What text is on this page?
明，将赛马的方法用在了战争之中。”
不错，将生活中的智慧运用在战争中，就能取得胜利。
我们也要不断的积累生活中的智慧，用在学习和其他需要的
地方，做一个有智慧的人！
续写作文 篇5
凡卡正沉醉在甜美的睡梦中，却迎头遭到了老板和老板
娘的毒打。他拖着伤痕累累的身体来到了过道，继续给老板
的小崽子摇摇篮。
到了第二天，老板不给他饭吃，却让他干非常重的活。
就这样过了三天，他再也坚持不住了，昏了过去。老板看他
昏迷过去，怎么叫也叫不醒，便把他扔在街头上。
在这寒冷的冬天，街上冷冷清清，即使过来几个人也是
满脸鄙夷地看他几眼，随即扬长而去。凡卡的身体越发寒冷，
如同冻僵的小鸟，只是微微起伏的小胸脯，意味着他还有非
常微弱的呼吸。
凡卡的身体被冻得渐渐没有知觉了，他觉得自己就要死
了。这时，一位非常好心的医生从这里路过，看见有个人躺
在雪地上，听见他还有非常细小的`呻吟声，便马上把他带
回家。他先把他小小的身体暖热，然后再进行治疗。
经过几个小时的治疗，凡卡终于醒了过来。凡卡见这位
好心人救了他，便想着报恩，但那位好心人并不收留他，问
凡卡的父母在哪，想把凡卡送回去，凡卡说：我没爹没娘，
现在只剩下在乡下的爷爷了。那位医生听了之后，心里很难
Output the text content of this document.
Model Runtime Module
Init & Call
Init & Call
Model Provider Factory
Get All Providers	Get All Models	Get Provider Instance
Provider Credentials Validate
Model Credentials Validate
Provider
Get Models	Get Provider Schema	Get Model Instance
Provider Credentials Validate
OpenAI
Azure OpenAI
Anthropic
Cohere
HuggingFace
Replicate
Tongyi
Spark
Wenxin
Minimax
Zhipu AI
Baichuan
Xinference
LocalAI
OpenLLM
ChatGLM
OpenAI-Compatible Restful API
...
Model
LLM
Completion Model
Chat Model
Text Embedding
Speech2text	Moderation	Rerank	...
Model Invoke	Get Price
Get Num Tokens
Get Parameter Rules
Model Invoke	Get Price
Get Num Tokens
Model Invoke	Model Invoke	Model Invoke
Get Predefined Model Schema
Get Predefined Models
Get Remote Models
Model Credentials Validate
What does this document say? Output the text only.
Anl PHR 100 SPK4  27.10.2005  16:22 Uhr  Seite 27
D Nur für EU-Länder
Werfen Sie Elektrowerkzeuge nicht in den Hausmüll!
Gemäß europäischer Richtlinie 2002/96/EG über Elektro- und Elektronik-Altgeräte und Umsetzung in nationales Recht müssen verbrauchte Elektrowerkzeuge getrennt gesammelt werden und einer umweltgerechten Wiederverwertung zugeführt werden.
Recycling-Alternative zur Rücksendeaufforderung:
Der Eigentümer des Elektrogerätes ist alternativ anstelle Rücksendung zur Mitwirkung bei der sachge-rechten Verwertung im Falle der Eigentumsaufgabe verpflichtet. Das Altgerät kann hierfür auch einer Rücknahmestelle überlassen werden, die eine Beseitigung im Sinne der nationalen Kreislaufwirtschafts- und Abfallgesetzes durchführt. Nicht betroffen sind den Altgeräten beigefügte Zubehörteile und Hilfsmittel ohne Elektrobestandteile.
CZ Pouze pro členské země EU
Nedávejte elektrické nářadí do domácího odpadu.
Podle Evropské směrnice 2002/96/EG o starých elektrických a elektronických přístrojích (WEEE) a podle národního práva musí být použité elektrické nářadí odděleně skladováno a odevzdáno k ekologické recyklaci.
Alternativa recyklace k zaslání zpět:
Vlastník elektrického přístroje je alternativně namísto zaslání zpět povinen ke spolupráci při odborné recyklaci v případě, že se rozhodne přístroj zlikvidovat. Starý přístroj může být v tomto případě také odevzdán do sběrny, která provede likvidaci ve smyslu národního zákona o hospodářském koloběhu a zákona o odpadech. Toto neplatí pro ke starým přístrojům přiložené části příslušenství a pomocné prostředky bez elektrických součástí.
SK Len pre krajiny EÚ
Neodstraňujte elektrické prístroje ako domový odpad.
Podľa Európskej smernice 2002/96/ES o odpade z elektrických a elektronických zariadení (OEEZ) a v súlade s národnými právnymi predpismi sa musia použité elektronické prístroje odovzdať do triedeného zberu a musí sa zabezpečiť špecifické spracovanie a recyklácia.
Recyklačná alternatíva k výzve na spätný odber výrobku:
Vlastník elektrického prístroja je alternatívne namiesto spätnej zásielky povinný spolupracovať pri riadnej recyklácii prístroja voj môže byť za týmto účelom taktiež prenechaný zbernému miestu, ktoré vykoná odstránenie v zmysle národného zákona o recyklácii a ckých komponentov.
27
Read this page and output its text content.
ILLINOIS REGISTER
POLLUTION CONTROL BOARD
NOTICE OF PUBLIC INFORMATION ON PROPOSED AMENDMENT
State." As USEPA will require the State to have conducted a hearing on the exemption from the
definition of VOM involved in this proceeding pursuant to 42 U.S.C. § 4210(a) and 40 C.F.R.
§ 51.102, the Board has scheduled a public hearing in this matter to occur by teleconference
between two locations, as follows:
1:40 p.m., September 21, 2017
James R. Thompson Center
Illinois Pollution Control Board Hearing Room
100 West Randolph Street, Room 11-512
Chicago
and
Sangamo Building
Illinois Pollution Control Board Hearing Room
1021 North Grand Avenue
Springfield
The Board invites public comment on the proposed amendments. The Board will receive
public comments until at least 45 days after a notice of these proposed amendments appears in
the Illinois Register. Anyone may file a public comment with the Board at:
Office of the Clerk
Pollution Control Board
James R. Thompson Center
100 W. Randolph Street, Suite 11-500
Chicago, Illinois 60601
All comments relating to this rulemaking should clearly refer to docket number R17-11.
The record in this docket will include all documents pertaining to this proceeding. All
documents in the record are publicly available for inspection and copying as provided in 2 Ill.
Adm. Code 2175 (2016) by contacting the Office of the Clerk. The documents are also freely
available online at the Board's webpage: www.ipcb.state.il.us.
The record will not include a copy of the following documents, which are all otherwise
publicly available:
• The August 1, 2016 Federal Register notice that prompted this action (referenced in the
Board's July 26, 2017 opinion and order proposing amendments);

....................

Every record should be given again exactly.

What text is on this page?
明，将赛马的方法用在了战争之中。”
不错，将生活中的智慧运用在战争中，就能取得胜利。
我们也要不断的积累生活中的智慧，用在学习和其他需要的
地方，做一个有智慧的人！
续写作文 篇5
凡卡正沉醉在甜美的睡梦中，却迎头遭到了老板和老板
娘的毒打。他拖着伤痕累累的身体来到了过道，继续给老板
的小崽子摇摇篮。
到了第二天，老板不给他饭吃，却让他干非常重的活。
就这样过了三天，他再也坚持不住了，昏了过去。老板看他
昏迷过去，怎么叫也叫不醒，便把他扔在街头上。
在这寒冷的冬天，街上冷冷清清，即使过来几个人也是
满脸鄙夷地看他几眼，随即扬长而去。凡卡的身体越发寒冷，
如同冻僵的小鸟，只是微微起伏的小胸脯，意味着他还有非
常微弱的呼吸。
凡卡的身体被冻得渐渐没有知觉了，他觉得自己就要死
了。这时，一位非常好心的医生从这里路过，看见有个人躺
在雪地上，听见他还有非常细小的`呻吟声，便马上把他带
回家。他先把他小小的身体暖热，然后再进行治疗。
经过几个小时的治疗，凡卡终于醒了过来。凡卡见这位
好心人救了他，便想着报恩，但那位好心人并不收留他，问
凡卡的父母在哪，想把凡卡送回去，凡卡说：我没爹没娘，
现在只剩下在乡下的爷爷了。那位医生听了之后，心里很难
Output the text content of this document.
Model Runtime Module
Init & Call
Init & Call
Model Provider Factory
Get All Providers	Get All Models	Get Provider Instance
Provider Credentials Validate
Model Credentials Validate
Provider
Get Models	Get Provider Schema	Get Model Instance
Provider Credentials Validate
OpenAI
Azure OpenAI
Anthropic
Cohere
HuggingFace
Replicate
Tongyi
Spark
Wenxin
Minimax
Zhipu AI
Baichuan
Xinference
LocalAI
OpenLLM
ChatGLM
OpenAI-Compatible Restful API
...
Model
LLM
Completion Model
Chat Model
Text Embedding
Speech2text	Moderation	Rerank	...
Model Invoke	Get Price
Get Num Tokens
Get Parameter Rules
Model Invoke	Get Price
Get Num Tokens
Model Invoke	Model Invoke	Model Invoke
Get Predefined Model Schema
Get Predefined Models
Get Remote Models
Model Credentials Validate
What does this document say? Output the text only.
Anl PHR 100 SPK4  27.10.2005  16:22 Uhr  Seite 27
D Nur für EU-Länder
Werfen Sie Elektrowerkzeuge nicht in den Hausmüll!
Gemäß europäischer Richtlinie 2002/96/EG über Elektro- und Elektronik-Altgeräte und Umsetzung in nationales Recht müssen verbrauchte Elektrowerkzeuge getrennt gesammelt werden und einer umweltgerechten Wiederverwertung zugeführt werden.
Recycling-Alternative zur Rücksendeaufforderung:
Der Eigentümer des Elektrogerätes ist alternativ anstelle Rücksendung zur Mitwirkung bei der sachge-rechten Verwertung im Falle der Eigentumsaufgabe verpflichtet. Das Altgerät kann hierfür auch einer Rücknahmestelle überlassen werden, die eine Beseitigung im Sinne der nationalen Kreislaufwirtschafts- und Abfallgesetzes durchführt. Nicht betroffen sind den Altgeräten beigefügte Zubehörteile und Hilfsmittel ohne Elektrobestandteile.
CZ Pouze pro členské země EU
Nedávejte elektrické nářadí do domácího odpadu.
Podle Evropské směrnice 2002/96/EG o starých elektrických a elektronických přístrojích (WEEE) a podle národního práva musí být použité elektrické nářadí odděleně skladováno a odevzdáno k ekologické recyklaci.
Alternativa recyklace k zaslání zpět:
Vlastník elektrického přístroje je alternativně namísto zaslání zpět povinen ke spolupráci při odborné recyklaci v případě, že se rozhodne přístroj zlikvidovat. Starý přístroj může být v tomto případě také odevzdán do sběrny, která provede likvidaci ve smyslu národního zákona o hospodářském koloběhu a zákona o odpadech. Toto neplatí pro ke starým přístrojům přiložené části příslušenství a pomocné prostředky bez elektrických součástí.
SK Len pre krajiny EÚ
Neodstraňujte elektrické prístroje ako domový odpad.
Podľa Európskej smernice 2002/96/ES o odpade z elektrických a elektronických zariadení (OEEZ) a v súlade s národnými právnymi predpismi sa musia použité elektronické prístroje odovzdať do triedeného zberu a musí sa zabezpečiť špecifické spracovanie a recyklácia.
Recyklačná alternatíva k výzve na spätný odber výrobku:
Vlastník elektrického prístroja je alternatívne namiesto spätnej zásielky povinný spolupracovať pri riadnej recyklácii prístroja voj môže byť za týmto účelom taktiež prenechaný zbernému miestu, ktoré vykoná odstránenie v zmysle národného zákona o recyklácii a ckých komponentov.
27
Read this page and output its text content.
ILLINOIS REGISTER
POLLUTION CONTROL BOARD
NOTICE OF PUBLIC INFORMATION ON PROPOSED AMENDMENT
State." As USEPA will require the State to have conducted a hearing on the exemption from the
definition of VOM involved in this proceeding pursuant to 42 U.S.C. § 4210(a) and 40 C.F.R.
§ 51.102, the Board has scheduled a public hearing in this matter to occur by teleconference
between two locations, as follows:
1:40 p.m., September 21, 2017
James R. Thompson Center
Illinois Pollution Control Board Hearing Room
100 West Randolph Street, Room 11-512
Chicago
and
Sangamo Building
Illinois Pollution Control Board Hearing Room
1021 North Grand Avenue
Springfield
The Board invites public comment on the proposed amendments. The Board will receive
public comments until at least 45 days after a notice of these proposed amendments appears in
the Illinois Register. Anyone may file a public comment with the Board at:
Office of the Clerk
Pollution Control Board
James R. Thompson Center
100 W. Randolph Street, Suite 11-500
Chicago, Illinois 60601
All comments relating to this rulemaking should clearly refer to docket number R17-11.
The record in this docket will include all documents pertaining to this proceeding. All
documents in the record are publicly available for inspection and copying as provided in 2 Ill.
Adm. Code 2175 (2016) by contacting the Office of the Clerk. The documents are also freely
available online at the Board's webpage: www.ipcb.state.il.us.
The record will not include a copy of the following documents, which are all otherwise
publicly available:
• The August 1, 2016 Federal Register notice that prompted this action (referenced in the
Board's July 26, 2017 opinion and order proposing amendments);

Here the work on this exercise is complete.